** start The records **
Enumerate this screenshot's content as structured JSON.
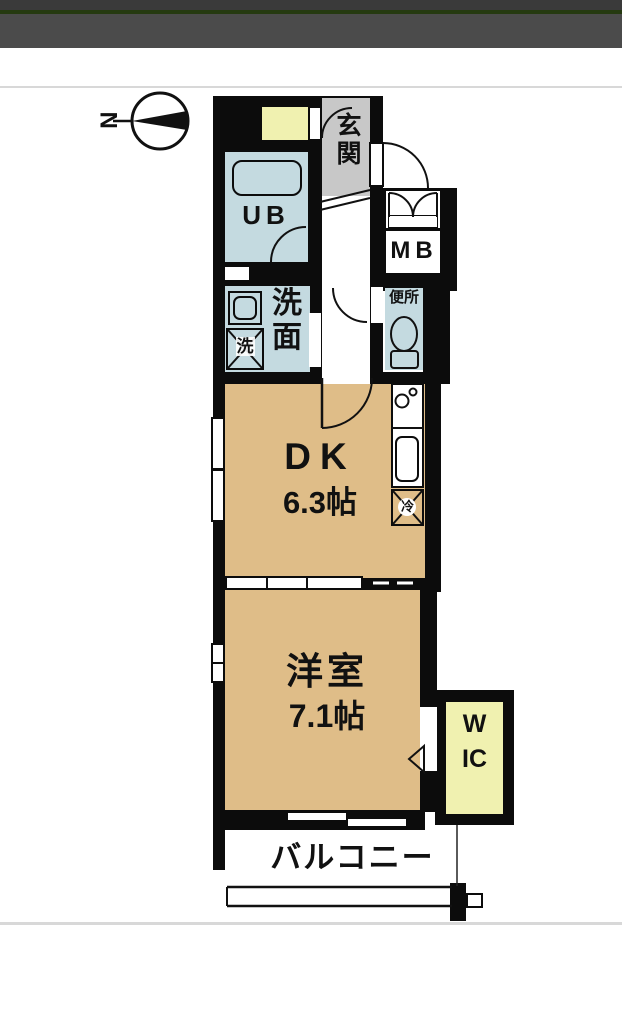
{
  "compass": {
    "label": "N"
  },
  "rooms": {
    "genkan": {
      "label": "玄関"
    },
    "unit_bath": {
      "label": "UB"
    },
    "meter_box": {
      "label": "MB"
    },
    "washroom": {
      "label": "洗面"
    },
    "washing_machine": {
      "label": "洗"
    },
    "toilet": {
      "label": "便所"
    },
    "dining_kitchen": {
      "label": "DK",
      "size": "6.3帖"
    },
    "refrigerator": {
      "label": "冷"
    },
    "western_room": {
      "label": "洋室",
      "size": "7.1帖"
    },
    "walk_in_closet": {
      "label": "WIC"
    },
    "balcony": {
      "label": "バルコニー"
    }
  },
  "colors": {
    "wall": "#0c0c0c",
    "tan": "#dfbd88",
    "blue": "#c4dae0",
    "gray": "#c8c8c8",
    "cream": "#f0f1b0",
    "header-dark": "#3a3a3a",
    "header-green": "#253a10",
    "header-gray": "#4b4b4b",
    "divider": "#d8d8d8",
    "ink": "#111111"
  }
}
** end The records **
Work to do: State how many lines of the listing hold the string "label"; reply with the number and nothing else.

Result below: 12